● **Task objective**
In the entries below, count every line containing "Section". Return the number and nothing else.

● **Given records**
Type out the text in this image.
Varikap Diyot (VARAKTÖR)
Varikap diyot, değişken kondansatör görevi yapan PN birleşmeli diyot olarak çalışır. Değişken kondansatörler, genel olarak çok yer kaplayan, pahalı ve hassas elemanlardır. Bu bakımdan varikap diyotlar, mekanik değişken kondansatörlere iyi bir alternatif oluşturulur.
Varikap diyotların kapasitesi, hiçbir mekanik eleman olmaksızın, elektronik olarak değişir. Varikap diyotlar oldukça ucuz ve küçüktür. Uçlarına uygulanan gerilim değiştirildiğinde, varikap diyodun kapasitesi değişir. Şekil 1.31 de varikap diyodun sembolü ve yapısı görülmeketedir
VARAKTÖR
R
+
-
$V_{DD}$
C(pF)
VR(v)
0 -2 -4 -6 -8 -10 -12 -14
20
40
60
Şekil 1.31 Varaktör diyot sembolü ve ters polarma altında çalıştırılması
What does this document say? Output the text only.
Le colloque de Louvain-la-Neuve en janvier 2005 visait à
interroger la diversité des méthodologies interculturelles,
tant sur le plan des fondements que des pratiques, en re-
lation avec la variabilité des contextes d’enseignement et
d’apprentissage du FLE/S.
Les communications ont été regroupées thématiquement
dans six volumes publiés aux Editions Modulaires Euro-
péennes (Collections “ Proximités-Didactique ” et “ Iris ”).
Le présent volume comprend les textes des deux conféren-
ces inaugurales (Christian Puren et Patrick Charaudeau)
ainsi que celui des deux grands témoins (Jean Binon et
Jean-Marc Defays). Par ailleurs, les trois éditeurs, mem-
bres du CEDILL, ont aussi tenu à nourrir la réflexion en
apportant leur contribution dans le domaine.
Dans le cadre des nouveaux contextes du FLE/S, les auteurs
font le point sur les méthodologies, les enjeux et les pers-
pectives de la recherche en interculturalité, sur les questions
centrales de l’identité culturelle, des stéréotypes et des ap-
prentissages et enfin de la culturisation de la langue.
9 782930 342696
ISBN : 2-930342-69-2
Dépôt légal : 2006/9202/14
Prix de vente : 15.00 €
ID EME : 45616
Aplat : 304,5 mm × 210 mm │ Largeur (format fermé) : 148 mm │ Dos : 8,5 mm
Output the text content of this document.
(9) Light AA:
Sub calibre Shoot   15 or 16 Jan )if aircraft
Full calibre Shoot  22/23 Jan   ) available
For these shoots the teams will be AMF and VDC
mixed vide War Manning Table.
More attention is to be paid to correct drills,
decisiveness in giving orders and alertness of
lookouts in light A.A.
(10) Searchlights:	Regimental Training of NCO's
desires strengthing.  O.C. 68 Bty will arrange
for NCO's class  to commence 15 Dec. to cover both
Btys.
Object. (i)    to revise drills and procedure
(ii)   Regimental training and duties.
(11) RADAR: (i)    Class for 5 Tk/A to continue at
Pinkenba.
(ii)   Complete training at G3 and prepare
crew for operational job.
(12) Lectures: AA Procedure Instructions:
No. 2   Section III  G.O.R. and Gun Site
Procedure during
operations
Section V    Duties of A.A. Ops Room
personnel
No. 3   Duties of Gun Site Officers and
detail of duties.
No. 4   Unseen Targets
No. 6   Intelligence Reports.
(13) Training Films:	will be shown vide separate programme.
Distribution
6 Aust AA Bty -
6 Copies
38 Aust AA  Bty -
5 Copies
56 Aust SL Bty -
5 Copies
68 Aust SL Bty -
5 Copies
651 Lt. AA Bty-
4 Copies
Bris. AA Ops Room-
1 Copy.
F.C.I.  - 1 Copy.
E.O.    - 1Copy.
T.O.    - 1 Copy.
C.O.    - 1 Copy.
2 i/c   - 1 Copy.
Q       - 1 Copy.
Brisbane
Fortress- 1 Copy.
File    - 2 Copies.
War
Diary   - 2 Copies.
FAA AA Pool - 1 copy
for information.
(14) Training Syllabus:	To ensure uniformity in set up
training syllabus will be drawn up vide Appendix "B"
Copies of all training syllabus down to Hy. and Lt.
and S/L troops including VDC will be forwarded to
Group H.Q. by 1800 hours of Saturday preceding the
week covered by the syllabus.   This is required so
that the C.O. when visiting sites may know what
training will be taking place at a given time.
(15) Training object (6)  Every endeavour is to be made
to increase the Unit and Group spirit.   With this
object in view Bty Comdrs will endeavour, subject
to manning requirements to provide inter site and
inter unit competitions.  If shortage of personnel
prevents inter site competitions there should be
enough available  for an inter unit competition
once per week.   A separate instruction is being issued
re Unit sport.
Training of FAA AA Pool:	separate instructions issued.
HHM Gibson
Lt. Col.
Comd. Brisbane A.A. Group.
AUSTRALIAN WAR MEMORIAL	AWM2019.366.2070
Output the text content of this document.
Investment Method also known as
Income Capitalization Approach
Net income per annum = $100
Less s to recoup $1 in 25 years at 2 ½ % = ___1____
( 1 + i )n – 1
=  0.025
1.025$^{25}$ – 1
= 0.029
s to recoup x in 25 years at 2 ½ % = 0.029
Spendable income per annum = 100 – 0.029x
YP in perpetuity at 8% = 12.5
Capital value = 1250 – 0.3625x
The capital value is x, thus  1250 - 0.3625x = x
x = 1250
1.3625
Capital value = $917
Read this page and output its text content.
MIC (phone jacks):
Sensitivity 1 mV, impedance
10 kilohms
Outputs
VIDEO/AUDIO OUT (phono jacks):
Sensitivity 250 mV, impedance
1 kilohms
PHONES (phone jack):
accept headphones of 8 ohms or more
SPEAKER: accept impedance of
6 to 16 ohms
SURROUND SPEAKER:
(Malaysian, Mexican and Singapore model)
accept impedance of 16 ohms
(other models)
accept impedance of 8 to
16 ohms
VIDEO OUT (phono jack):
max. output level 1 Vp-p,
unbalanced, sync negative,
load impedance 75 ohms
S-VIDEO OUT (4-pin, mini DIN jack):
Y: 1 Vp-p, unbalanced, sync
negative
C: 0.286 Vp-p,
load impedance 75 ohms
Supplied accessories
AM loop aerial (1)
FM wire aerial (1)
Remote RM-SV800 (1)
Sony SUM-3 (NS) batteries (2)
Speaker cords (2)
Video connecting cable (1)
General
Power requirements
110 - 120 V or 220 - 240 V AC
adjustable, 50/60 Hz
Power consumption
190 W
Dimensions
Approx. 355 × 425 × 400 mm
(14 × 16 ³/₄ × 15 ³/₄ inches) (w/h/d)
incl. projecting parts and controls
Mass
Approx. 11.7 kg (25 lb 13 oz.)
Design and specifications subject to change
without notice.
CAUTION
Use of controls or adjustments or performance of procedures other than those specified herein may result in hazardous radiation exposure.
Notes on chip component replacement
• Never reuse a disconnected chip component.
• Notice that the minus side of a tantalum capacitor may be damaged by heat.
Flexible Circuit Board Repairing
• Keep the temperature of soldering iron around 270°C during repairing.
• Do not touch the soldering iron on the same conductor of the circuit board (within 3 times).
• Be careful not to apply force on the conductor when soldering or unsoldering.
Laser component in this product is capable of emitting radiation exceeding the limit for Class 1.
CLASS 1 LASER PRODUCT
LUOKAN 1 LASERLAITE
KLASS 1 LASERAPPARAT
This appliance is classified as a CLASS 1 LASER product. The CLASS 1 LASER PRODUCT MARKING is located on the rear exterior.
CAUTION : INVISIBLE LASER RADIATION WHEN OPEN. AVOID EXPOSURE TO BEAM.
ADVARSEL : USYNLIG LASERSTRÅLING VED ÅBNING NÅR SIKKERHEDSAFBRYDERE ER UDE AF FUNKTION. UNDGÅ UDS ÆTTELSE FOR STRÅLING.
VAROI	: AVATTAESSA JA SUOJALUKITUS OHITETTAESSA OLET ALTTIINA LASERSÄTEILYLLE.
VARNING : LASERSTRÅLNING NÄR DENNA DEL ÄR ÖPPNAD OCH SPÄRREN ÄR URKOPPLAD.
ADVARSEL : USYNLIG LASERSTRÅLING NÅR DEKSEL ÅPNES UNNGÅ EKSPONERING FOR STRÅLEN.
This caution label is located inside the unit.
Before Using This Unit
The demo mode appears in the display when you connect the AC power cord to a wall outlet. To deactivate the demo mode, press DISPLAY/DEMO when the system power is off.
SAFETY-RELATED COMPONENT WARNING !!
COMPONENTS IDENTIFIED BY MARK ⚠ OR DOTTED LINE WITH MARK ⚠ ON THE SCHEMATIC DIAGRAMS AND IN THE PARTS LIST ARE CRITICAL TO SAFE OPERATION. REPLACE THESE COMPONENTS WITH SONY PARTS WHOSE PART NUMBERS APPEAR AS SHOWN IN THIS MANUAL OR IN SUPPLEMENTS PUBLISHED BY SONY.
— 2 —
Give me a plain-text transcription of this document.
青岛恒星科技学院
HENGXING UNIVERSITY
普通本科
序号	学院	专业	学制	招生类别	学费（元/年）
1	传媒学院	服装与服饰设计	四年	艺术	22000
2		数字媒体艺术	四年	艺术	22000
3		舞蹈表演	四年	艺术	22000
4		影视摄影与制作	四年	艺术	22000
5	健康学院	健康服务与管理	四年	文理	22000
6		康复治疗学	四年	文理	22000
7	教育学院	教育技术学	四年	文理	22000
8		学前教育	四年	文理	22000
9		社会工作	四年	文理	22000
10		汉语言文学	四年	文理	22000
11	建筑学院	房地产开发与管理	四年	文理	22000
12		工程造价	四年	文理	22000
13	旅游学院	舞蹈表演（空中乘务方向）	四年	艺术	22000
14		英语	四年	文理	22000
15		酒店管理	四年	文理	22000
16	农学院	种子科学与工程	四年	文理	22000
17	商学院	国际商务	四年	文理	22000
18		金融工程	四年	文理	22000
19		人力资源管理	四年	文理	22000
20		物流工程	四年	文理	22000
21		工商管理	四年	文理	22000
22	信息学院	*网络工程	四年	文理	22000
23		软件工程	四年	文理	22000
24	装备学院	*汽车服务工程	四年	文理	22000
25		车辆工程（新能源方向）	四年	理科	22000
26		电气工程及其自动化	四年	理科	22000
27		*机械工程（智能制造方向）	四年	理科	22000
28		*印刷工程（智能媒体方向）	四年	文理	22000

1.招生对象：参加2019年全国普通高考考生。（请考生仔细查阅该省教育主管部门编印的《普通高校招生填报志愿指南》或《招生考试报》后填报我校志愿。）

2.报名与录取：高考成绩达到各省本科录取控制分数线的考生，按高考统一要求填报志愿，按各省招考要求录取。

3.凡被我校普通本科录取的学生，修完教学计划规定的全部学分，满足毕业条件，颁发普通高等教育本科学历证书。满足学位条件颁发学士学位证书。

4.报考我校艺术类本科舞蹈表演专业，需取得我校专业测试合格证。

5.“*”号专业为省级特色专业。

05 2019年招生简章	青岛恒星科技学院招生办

● **Output of the exercise**
2